(Request):
Output the records exactly. Include every line.

(Material shown):
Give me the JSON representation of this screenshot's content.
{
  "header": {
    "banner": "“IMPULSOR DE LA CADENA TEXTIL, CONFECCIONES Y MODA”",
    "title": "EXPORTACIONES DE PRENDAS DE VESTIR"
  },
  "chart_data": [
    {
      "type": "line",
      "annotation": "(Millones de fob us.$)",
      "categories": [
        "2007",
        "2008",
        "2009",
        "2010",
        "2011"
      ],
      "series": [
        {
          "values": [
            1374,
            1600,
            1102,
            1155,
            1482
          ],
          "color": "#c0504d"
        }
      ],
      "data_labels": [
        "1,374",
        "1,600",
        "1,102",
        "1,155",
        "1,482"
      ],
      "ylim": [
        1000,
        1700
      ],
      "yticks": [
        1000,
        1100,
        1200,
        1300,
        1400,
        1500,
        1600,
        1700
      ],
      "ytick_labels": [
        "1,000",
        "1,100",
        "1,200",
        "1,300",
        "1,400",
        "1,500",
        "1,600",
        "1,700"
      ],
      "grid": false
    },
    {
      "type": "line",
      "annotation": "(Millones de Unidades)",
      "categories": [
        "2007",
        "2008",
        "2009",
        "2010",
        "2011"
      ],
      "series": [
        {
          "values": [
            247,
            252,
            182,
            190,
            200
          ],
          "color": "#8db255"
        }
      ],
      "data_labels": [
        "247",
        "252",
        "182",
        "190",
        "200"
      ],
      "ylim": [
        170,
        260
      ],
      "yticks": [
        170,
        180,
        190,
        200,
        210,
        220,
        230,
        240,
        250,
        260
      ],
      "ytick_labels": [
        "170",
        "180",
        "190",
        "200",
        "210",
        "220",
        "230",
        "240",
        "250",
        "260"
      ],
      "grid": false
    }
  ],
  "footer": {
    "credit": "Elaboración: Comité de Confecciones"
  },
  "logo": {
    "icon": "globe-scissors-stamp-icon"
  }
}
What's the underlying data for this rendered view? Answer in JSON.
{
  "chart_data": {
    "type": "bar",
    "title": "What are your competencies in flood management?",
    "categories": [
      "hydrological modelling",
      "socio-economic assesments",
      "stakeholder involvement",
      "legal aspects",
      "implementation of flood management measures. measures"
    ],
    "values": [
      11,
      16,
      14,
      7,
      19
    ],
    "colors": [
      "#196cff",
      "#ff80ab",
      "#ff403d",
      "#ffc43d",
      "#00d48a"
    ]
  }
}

(Output of the task):
Give me the JSON representation of this screenshot's content.
{
  "header": {
    "banner": "“IMPULSOR DE LA CADENA TEXTIL, CONFECCIONES Y MODA”",
    "title": "EXPORTACIONES DE PRENDAS DE VESTIR"
  },
  "chart_data": [
    {
      "type": "line",
      "annotation": "(Millones de fob us.$)",
      "categories": [
        "2007",
        "2008",
        "2009",
        "2010",
        "2011"
      ],
      "series": [
        {
          "values": [
            1374,
            1600,
            1102,
            1155,
            1482
          ],
          "color": "#c0504d"
        }
      ],
      "data_labels": [
        "1,374",
        "1,600",
        "1,102",
        "1,155",
        "1,482"
      ],
      "ylim": [
        1000,
        1700
      ],
      "yticks": [
        1000,
        1100,
        1200,
        1300,
        1400,
        1500,
        1600,
        1700
      ],
      "ytick_labels": [
        "1,000",
        "1,100",
        "1,200",
        "1,300",
        "1,400",
        "1,500",
        "1,600",
        "1,700"
      ],
      "grid": false
    },
    {
      "type": "line",
      "annotation": "(Millones de Unidades)",
      "categories": [
        "2007",
        "2008",
        "2009",
        "2010",
        "2011"
      ],
      "series": [
        {
          "values": [
            247,
            252,
            182,
            190,
            200
          ],
          "color": "#8db255"
        }
      ],
      "data_labels": [
        "247",
        "252",
        "182",
        "190",
        "200"
      ],
      "ylim": [
        170,
        260
      ],
      "yticks": [
        170,
        180,
        190,
        200,
        210,
        220,
        230,
        240,
        250,
        260
      ],
      "ytick_labels": [
        "170",
        "180",
        "190",
        "200",
        "210",
        "220",
        "230",
        "240",
        "250",
        "260"
      ],
      "grid": false
    }
  ],
  "footer": {
    "credit": "Elaboración: Comité de Confecciones"
  },
  "logo": {
    "icon": "globe-scissors-stamp-icon"
  }
}
What's the underlying data for this rendered view? Answer in JSON.
{
  "chart_data": {
    "type": "bar",
    "title": "What are your competencies in flood management?",
    "categories": [
      "hydrological modelling",
      "socio-economic assesments",
      "stakeholder involvement",
      "legal aspects",
      "implementation of flood management measures. measures"
    ],
    "values": [
      11,
      16,
      14,
      7,
      19
    ],
    "colors": [
      "#196cff",
      "#ff80ab",
      "#ff403d",
      "#ffc43d",
      "#00d48a"
    ]
  }
}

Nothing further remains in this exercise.